Copy every record below word for word, leaving out the pictures.

-- Start of LISTING --

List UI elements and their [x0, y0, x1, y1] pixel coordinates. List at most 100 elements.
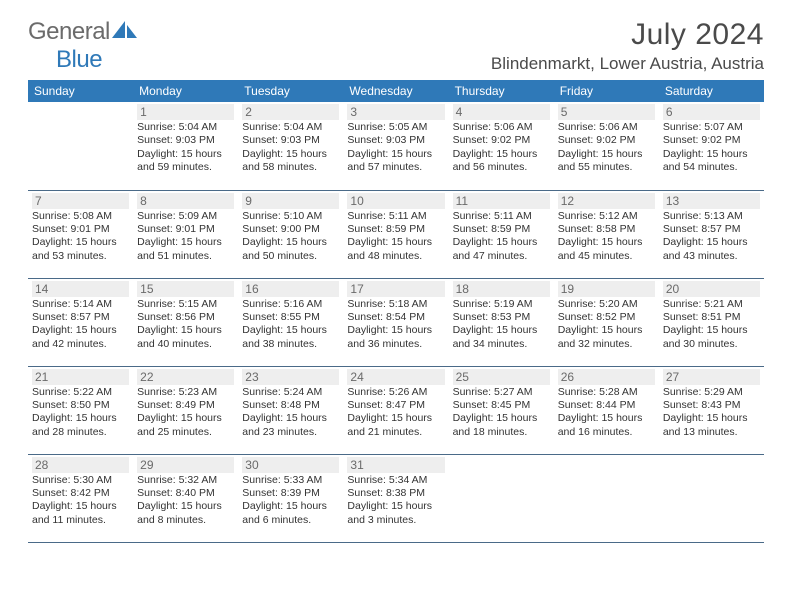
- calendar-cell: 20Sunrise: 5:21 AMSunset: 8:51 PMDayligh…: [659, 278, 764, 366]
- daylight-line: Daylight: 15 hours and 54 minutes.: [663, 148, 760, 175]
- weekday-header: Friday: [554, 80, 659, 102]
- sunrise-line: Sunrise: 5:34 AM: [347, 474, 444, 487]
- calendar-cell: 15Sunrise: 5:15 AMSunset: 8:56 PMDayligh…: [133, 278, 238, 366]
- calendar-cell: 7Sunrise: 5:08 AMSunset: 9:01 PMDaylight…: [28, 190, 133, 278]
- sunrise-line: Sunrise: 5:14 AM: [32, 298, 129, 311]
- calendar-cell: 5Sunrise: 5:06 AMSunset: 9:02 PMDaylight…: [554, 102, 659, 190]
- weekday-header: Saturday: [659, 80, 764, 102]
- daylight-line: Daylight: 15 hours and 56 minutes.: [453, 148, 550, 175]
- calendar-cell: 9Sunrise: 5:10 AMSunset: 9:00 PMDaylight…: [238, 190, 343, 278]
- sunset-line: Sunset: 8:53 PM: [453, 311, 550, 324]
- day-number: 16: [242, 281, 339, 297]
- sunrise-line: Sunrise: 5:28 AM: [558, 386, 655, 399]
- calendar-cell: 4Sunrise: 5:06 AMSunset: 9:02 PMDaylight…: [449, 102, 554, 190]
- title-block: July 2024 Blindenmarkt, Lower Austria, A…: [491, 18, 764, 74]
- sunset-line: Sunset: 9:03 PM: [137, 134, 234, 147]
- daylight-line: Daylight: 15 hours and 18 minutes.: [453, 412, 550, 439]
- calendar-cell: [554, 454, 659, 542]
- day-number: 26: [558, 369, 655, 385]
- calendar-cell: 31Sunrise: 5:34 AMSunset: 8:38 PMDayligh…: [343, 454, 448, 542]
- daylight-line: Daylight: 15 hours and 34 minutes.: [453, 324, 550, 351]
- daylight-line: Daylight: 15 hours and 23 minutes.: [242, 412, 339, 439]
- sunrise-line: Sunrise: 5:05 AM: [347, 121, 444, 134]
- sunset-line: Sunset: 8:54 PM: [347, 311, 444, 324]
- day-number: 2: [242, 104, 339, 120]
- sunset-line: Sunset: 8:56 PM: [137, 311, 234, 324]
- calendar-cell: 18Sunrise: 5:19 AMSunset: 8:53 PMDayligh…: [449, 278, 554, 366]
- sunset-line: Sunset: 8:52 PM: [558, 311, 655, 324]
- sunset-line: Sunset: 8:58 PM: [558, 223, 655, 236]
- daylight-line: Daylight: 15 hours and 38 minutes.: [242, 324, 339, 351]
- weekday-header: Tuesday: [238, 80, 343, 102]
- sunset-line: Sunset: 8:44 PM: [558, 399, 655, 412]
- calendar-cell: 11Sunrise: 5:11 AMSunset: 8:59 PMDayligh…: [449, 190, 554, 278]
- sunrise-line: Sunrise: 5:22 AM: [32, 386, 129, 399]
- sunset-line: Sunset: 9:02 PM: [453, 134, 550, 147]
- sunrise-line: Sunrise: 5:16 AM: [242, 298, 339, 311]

-- End of LISTING --

THE SOLUTION:
List UI elements and their [x0, y0, x1, y1] pixel coordinates. List at most 100 elements.
- calendar-cell: 20Sunrise: 5:21 AMSunset: 8:51 PMDayligh…: [659, 278, 764, 366]
- daylight-line: Daylight: 15 hours and 54 minutes.: [663, 148, 760, 175]
- weekday-header: Friday: [554, 80, 659, 102]
- sunrise-line: Sunrise: 5:34 AM: [347, 474, 444, 487]
- calendar-cell: 15Sunrise: 5:15 AMSunset: 8:56 PMDayligh…: [133, 278, 238, 366]
- calendar-cell: 7Sunrise: 5:08 AMSunset: 9:01 PMDaylight…: [28, 190, 133, 278]
- sunrise-line: Sunrise: 5:14 AM: [32, 298, 129, 311]
- calendar-cell: 5Sunrise: 5:06 AMSunset: 9:02 PMDaylight…: [554, 102, 659, 190]
- weekday-header: Saturday: [659, 80, 764, 102]
- daylight-line: Daylight: 15 hours and 56 minutes.: [453, 148, 550, 175]
- calendar-cell: 9Sunrise: 5:10 AMSunset: 9:00 PMDaylight…: [238, 190, 343, 278]
- sunset-line: Sunset: 8:53 PM: [453, 311, 550, 324]
- day-number: 16: [242, 281, 339, 297]
- sunrise-line: Sunrise: 5:28 AM: [558, 386, 655, 399]
- calendar-cell: 4Sunrise: 5:06 AMSunset: 9:02 PMDaylight…: [449, 102, 554, 190]
- title-block: July 2024 Blindenmarkt, Lower Austria, A…: [491, 18, 764, 74]
- sunset-line: Sunset: 9:03 PM: [137, 134, 234, 147]
- daylight-line: Daylight: 15 hours and 18 minutes.: [453, 412, 550, 439]
- calendar-cell: [554, 454, 659, 542]
- day-number: 26: [558, 369, 655, 385]
- calendar-cell: 31Sunrise: 5:34 AMSunset: 8:38 PMDayligh…: [343, 454, 448, 542]
- daylight-line: Daylight: 15 hours and 34 minutes.: [453, 324, 550, 351]
- daylight-line: Daylight: 15 hours and 23 minutes.: [242, 412, 339, 439]
- sunrise-line: Sunrise: 5:05 AM: [347, 121, 444, 134]
- sunset-line: Sunset: 8:54 PM: [347, 311, 444, 324]
- day-number: 2: [242, 104, 339, 120]
- sunset-line: Sunset: 8:56 PM: [137, 311, 234, 324]
- calendar-cell: 18Sunrise: 5:19 AMSunset: 8:53 PMDayligh…: [449, 278, 554, 366]
- sunset-line: Sunset: 8:52 PM: [558, 311, 655, 324]
- sunset-line: Sunset: 8:58 PM: [558, 223, 655, 236]
- daylight-line: Daylight: 15 hours and 38 minutes.: [242, 324, 339, 351]
- weekday-header: Tuesday: [238, 80, 343, 102]
- sunset-line: Sunset: 8:44 PM: [558, 399, 655, 412]
- calendar-cell: 11Sunrise: 5:11 AMSunset: 8:59 PMDayligh…: [449, 190, 554, 278]
- sunrise-line: Sunrise: 5:22 AM: [32, 386, 129, 399]
- sunset-line: Sunset: 9:02 PM: [453, 134, 550, 147]
- sunrise-line: Sunrise: 5:16 AM: [242, 298, 339, 311]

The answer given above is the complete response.